  • drwho1
    Cons:
    Expensive
    It has Led Color.... should also be a Cons.
    Reply
  • g-unit1111
    That price. Ouch. But I would be curious to see how the extra speed is handled in a Ryzen rig vs an Intel i7.
    Reply
  • MASOUTH
    "...where G.Skill uses the same letter on other modules to donate the color red."

    denote?
    Reply
  • Jack_Burton
    It was definitely worth the extra $40 or so dollars I got my sticks for to me. These serve as the only real LED lighting going on in my case other than some other brand badges that light up white on the cooler and vid card. Looks pretty damn sick set to AMD red. Minimal.
    Reply
  • Adm1ra1P
    19791266 said:
    "...where G.Skill uses the same letter on other modules to donate the color red."

    denote?
    Damn you auto-correct?

    Reply
  • BulkZerker
    Anyone winging about the LED lighting needs to grow up.
    You can buy sticks without the lighting for less, much less, if not having LEDs is so important to you.
    Reply
  • chumly
    @hardware_tom
    There are two competing motherboard chipsets right now, and consumers that care as much about the one as the other, you guys should be testing both at this point otherwise you are ignoring the market. You guys planning on testing AMD and Intel separately? Surely the science behind performance would change drastically given a complete change in platform. The results will be worthless to anyone that decides to buy into the other market.
    Reply
  • GoldMan27
    19791223 said:
    That price. Ouch. But I would be curious to see how the extra speed is handled in a Ryzen rig vs an Intel i7.
    Same. I'm running a Ryzen 7 1700 with Corsair Vengeance LPX 16GB DDR4-2800, but I could only imagine how much faster my build would be with that.

    Then again, I'm not sure if my board could handle it. ASUS' website says my board (ROG Crosshair VI HERO) can handle up to 64GB DDR4-3200 on OC, so it might not be able to handle the load. Though who am I kidding? I don't have enough money to blow on this just for fancy lights. :P
    Reply
  • g-unit1111
    19792026 said:
    19791223 said:
    That price. Ouch. But I would be curious to see how the extra speed is handled in a Ryzen rig vs an Intel i7.
    Same. I'm running a Ryzen 7 1700 with Corsair Vengeance LPX 16GB DDR4-2800, but I could only imagine how much faster my build would be with that.

- STUDY MATERIAL
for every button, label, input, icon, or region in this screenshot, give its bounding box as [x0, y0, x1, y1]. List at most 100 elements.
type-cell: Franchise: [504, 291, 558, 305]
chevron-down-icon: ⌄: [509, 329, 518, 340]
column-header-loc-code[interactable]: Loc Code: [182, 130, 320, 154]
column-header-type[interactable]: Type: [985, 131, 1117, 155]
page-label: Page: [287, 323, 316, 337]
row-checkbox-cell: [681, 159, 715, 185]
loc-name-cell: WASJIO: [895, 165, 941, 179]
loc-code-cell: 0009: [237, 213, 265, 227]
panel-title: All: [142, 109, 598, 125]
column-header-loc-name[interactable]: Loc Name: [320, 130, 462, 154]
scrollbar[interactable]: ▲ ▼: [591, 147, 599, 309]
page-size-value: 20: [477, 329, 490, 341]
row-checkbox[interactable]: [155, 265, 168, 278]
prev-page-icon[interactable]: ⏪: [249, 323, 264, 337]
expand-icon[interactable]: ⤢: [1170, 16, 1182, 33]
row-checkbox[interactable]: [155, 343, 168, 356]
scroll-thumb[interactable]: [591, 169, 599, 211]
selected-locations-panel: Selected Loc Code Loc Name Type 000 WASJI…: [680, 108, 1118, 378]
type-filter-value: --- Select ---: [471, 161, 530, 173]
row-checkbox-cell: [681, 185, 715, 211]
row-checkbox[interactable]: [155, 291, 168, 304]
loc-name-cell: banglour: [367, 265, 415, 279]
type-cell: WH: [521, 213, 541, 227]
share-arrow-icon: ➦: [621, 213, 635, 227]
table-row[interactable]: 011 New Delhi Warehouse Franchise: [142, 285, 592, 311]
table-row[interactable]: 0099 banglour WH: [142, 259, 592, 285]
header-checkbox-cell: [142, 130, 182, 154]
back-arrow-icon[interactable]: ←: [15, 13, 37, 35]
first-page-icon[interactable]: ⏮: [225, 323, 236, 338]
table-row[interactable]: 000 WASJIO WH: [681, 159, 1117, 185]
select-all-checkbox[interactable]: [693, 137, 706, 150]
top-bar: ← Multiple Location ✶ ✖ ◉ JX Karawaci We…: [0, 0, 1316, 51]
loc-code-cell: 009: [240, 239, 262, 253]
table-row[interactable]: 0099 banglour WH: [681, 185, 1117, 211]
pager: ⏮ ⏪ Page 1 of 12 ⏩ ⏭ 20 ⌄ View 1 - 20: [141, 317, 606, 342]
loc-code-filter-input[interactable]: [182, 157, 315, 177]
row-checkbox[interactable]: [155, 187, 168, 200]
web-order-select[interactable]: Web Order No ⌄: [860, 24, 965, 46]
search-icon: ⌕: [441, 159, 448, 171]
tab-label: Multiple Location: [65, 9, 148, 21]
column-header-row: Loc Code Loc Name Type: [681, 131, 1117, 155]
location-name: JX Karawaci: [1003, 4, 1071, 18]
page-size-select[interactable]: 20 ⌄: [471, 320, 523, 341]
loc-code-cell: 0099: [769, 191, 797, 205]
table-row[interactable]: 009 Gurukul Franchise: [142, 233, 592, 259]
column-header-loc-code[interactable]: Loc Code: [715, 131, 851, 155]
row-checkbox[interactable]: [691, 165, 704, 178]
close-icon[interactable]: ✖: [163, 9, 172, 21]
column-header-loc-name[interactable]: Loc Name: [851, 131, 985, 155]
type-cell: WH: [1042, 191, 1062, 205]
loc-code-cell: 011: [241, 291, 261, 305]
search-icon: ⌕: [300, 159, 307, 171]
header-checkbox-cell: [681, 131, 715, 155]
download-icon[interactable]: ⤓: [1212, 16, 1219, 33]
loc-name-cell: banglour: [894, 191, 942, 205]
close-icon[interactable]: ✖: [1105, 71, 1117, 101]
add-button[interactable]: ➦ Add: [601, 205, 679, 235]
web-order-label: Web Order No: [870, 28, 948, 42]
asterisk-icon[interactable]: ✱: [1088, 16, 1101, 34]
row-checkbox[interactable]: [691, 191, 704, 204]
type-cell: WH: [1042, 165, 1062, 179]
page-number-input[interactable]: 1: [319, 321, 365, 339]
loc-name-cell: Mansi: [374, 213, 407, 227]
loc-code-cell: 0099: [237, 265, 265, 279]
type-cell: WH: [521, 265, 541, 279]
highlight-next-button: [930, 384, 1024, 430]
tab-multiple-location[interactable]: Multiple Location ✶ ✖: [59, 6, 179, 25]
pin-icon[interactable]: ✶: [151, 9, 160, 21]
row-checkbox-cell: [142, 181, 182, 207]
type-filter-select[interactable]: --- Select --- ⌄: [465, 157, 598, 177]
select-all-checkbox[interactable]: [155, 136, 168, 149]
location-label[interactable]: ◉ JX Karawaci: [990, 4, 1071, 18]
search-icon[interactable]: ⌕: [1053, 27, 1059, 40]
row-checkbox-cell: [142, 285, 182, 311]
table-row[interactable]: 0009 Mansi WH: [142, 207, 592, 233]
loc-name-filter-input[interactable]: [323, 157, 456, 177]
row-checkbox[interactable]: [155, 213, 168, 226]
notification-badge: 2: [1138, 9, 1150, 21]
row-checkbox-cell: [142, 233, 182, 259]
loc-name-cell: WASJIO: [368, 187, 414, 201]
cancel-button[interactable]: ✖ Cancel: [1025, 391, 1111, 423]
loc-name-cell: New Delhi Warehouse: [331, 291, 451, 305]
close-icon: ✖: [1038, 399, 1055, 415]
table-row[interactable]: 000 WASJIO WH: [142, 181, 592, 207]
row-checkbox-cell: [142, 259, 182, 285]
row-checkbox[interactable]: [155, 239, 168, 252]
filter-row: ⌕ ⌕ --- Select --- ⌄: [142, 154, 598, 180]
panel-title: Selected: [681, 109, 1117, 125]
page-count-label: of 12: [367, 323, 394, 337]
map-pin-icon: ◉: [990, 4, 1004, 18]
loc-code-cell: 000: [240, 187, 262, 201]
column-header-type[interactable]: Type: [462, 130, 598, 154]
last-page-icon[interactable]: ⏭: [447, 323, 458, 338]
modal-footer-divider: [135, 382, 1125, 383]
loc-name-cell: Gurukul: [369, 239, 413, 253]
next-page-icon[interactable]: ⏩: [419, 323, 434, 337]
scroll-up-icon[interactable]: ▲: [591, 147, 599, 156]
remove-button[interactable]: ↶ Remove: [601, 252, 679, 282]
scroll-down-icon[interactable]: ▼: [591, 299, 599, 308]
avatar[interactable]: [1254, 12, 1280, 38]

- EXERCISES
A - In the comment thread about the LED memory sticks, which motherboard does GoldMan27 say he has?
B - Pick up the comment thread about the LED memory sticks after its last line and write what comes next.

- EXERCISE RESULTS
A - An ASUS ROG Crosshair VI HERO.

B -
    Then again, I'm not sure if my board could handle it. ASUS' website says my board (ROG Crosshair VI HERO) can handle up to 64GB DDR4-3200 on OC, so it might not be able to handle the load. Though who am I kidding? I don't have enough money to blow on this just for fancy lights. :P

    Yeah same. :lol:

    But that is interesting though - even the highest end AM4 boards - the Crosshair VI and the MSI Xpower Titanium - only support max DDR4-3200. I wonder if it's just limitations of the BIOS that could be fixed with a future update or is it limited by the CPU's memory controller or something else?
    Reply
  • ravewulf
    A few small corrections to the RGB section:

    "and that patterns such as Rainbow will assign various colors to the four LEDs of an individual module."
    it's five LEDs per module, not four.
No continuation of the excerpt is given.